◆ Passage
'''

Ontario Construction News staff writer
With nearly $20 million in federal funding, the City of Windsor will build 61 new affordable homes for individuals across the city, Essex County and the Caldwell First Nation.
Housing units funded by the Rapid Housing Initiative will support Canadians who are in uncertain housing situations, experiencing or at risk of homelessness or living in temporary shelters:
- 310 Sherk St. in Leamington will be managed by the Bridge Youth Resource Centre anprovide eight units for young adults, women, Indigenous people, and Black Canadians.
- 462 Crawford Street in Windsor will be operated by Windsor Essex Community Housing Corporation and 15 units will be targeted to young adults, those living with physical disabilities, Indigenous people and Black Canadians.
- 3351 Bloomfield in Windsor will also be operated by the Windsor Essex Community Housing Corporation and will include 12 units for Indigenous people, women and children, Black Canadians, those experiencing homelessness or those at risk of homelessness, those with physical disabilities and racialized groups.
All three projects are expected to be constructed by the end of 2022.
“Before the pandemic began, there were over 5,000 families on the waiting list for affordable housing in Windsor and Essex County,” said Windsor—Tecumseh MP Irek Kusmierczyk.
“This new funding will provide immediate support to create safe and stable housing for vulnerable individuals and families in Windsor and Essex County.”
Two additional projects will build 26 units for members of the Caldwell First Nation. The units will be a mix of townhomes and fourplexes for seniors and other members of the community.
“Everyone deserves safe and stable housing. Like all municipalities across Canada, Windsor is no stranger to the rising costs of housing,” said Windsor Mayor Drew Dilkens.
“Putting more shovels in the ground to build more homes is an important step to help reduce prices, support and address chronic homelessness, create more affordable, innovative and purpose-built housing options, and prove that access to home ownership is possible at all levels of income.”

'''

◆ Data excerpts
'''

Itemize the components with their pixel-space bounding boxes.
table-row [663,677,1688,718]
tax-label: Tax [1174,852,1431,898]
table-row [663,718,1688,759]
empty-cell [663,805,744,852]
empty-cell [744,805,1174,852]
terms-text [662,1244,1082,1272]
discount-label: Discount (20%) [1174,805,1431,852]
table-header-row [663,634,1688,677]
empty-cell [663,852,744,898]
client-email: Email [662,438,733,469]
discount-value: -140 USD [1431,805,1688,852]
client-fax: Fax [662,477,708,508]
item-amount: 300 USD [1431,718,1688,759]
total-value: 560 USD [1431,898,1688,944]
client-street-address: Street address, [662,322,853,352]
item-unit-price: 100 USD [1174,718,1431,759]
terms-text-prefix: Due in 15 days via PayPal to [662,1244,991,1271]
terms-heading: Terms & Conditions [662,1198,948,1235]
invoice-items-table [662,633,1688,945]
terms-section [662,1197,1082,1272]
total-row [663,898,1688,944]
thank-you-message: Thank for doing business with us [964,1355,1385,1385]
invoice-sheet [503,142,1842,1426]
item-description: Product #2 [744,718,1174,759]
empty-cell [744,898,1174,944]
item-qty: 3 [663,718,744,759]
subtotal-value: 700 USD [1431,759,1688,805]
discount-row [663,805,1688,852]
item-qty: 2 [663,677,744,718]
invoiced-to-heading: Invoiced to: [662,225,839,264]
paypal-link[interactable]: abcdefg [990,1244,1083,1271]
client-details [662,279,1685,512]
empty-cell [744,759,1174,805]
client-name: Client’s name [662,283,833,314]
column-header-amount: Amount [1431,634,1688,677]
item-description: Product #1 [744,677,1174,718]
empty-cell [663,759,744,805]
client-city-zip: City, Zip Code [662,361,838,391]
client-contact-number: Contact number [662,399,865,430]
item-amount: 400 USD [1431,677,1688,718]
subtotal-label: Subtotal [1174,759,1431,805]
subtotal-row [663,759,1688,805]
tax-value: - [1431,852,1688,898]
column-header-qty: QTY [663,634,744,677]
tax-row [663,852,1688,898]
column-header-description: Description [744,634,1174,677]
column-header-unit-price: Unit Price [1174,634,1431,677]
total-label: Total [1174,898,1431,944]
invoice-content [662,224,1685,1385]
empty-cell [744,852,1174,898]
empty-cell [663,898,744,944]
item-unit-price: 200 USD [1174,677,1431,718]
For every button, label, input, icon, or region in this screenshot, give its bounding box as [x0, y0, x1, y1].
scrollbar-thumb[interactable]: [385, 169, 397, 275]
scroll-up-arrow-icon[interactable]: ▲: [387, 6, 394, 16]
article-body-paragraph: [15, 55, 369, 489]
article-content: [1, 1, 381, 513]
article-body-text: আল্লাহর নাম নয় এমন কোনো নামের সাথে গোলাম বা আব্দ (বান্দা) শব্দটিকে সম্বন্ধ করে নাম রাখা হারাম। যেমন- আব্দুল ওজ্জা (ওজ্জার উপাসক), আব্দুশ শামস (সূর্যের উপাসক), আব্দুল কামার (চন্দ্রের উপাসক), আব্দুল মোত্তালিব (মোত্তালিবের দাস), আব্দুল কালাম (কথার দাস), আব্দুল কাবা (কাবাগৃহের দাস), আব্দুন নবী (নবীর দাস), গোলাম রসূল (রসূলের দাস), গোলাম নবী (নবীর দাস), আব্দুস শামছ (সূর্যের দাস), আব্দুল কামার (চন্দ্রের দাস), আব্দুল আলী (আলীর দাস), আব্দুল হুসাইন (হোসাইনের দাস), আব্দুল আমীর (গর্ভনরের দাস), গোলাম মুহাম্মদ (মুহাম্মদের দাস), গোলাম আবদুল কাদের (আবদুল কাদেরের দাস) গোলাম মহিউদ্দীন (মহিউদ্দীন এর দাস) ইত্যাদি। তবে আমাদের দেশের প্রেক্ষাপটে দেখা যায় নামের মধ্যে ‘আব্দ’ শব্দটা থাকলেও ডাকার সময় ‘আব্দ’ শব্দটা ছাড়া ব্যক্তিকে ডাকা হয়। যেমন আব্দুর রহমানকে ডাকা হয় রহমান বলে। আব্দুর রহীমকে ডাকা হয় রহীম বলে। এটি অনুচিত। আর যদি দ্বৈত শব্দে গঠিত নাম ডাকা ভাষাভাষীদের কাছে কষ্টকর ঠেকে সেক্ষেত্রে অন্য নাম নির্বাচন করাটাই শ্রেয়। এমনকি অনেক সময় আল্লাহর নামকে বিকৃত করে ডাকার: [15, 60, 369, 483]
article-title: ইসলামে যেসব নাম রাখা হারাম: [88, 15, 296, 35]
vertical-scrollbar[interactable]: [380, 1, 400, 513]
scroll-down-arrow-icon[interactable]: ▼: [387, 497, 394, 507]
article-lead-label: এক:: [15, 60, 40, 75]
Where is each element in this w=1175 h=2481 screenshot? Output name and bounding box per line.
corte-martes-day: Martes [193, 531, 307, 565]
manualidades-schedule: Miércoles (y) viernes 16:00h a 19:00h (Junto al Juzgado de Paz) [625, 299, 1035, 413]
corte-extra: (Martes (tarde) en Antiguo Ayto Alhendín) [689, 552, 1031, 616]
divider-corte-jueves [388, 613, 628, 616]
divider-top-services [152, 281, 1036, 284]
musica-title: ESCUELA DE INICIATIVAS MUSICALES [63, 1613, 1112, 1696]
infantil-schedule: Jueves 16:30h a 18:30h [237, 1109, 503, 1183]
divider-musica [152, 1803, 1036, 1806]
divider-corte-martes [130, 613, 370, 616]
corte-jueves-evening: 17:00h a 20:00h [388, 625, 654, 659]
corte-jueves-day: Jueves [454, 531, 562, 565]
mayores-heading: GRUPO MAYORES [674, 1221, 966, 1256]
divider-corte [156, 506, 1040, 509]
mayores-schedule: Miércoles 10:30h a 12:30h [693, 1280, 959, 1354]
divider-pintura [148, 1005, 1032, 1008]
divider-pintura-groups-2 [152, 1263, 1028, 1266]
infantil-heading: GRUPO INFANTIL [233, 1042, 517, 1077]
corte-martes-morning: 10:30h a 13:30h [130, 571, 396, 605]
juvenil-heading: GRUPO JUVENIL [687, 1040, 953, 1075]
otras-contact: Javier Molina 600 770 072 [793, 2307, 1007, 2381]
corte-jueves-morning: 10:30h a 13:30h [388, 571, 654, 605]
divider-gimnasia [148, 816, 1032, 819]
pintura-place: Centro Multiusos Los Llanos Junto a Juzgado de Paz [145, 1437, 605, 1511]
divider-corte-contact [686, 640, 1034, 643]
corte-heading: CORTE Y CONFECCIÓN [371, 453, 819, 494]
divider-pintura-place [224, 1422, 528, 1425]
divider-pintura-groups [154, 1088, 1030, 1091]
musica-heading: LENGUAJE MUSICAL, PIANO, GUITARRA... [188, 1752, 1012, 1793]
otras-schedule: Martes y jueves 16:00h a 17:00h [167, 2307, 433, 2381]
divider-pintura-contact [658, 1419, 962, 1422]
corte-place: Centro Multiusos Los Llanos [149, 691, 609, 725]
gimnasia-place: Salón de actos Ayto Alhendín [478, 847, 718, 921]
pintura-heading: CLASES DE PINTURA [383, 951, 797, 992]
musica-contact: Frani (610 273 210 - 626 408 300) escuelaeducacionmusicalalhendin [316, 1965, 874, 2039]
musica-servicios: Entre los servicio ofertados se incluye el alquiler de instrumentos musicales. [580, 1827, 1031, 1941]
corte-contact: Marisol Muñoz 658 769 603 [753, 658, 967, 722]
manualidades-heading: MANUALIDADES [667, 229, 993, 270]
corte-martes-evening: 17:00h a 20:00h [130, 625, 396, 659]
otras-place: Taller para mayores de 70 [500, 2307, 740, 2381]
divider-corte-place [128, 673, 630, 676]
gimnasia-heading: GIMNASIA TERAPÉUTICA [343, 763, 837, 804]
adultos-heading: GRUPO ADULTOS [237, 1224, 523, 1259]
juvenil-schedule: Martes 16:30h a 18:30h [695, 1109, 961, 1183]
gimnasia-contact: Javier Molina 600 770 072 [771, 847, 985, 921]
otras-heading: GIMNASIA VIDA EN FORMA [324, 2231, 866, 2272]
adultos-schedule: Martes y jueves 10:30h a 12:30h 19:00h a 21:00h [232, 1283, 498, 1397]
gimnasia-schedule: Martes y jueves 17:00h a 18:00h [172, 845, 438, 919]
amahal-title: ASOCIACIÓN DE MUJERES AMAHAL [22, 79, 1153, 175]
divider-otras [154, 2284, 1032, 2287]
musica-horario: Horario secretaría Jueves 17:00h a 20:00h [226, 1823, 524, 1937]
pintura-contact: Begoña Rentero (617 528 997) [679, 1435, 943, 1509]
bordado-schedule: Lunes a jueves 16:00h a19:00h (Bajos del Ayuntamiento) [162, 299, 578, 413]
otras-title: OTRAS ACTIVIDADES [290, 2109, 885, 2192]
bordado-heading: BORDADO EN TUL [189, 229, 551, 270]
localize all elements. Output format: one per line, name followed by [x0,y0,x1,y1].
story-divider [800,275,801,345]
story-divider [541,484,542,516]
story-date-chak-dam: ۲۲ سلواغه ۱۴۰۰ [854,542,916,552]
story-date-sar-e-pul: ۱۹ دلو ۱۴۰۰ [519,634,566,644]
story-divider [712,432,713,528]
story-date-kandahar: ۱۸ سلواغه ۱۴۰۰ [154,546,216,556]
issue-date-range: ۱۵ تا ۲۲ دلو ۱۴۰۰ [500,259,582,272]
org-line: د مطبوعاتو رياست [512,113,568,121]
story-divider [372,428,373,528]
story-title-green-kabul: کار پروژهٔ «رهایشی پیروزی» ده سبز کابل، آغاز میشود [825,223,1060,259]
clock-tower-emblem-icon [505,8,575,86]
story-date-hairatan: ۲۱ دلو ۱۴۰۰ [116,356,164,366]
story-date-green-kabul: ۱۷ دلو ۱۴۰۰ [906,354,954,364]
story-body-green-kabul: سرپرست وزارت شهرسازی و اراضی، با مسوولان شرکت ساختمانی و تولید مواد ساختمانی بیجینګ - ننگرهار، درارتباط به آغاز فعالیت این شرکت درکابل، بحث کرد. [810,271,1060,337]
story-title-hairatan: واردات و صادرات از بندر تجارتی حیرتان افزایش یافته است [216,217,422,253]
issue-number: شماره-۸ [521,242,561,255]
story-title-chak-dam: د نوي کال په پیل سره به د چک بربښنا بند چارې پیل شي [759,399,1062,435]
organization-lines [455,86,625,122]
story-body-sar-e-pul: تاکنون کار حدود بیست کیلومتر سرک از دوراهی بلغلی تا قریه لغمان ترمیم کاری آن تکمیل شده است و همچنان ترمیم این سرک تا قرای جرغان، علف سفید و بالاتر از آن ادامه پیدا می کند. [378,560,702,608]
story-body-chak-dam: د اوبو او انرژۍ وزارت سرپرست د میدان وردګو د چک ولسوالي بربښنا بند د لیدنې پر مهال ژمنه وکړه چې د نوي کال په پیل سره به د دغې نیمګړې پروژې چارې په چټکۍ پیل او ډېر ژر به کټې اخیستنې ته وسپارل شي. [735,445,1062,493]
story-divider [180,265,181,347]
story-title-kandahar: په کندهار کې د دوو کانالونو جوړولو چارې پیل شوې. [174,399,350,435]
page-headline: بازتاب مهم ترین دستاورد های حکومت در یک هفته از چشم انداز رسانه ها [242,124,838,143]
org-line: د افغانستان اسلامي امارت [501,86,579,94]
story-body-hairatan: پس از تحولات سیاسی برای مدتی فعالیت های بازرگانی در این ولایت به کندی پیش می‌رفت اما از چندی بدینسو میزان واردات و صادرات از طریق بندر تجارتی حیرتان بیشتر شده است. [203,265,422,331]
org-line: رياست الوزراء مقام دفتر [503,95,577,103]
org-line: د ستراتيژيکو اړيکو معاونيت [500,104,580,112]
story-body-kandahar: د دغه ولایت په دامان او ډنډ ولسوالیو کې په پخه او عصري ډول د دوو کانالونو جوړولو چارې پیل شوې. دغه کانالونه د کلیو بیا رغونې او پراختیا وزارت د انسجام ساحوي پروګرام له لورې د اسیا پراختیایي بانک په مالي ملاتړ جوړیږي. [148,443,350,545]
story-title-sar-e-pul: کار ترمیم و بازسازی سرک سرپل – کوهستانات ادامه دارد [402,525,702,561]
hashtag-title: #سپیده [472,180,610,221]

'''

◆ Aim of the task
Reproduce the Windsor affordable housing article word for word, from "- 462 Crawford" up to and including "MP Irek Kusmierczyk.".

◆ Task result
- 462 Crawford Street in Windsor will be operated by Windsor Essex Community Housing Corporation and 15 units will be targeted to young adults, those living with physical disabilities, Indigenous people and Black Canadians.
- 3351 Bloomfield in Windsor will also be operated by the Windsor Essex Community Housing Corporation and will include 12 units for Indigenous people, women and children, Black Canadians, those experiencing homelessness or those at risk of homelessness, those with physical disabilities and racialized groups.
All three projects are expected to be constructed by the end of 2022.
“Before the pandemic began, there were over 5,000 families on the waiting list for affordable housing in Windsor and Essex County,” said Windsor—Tecumseh MP Irek Kusmierczyk.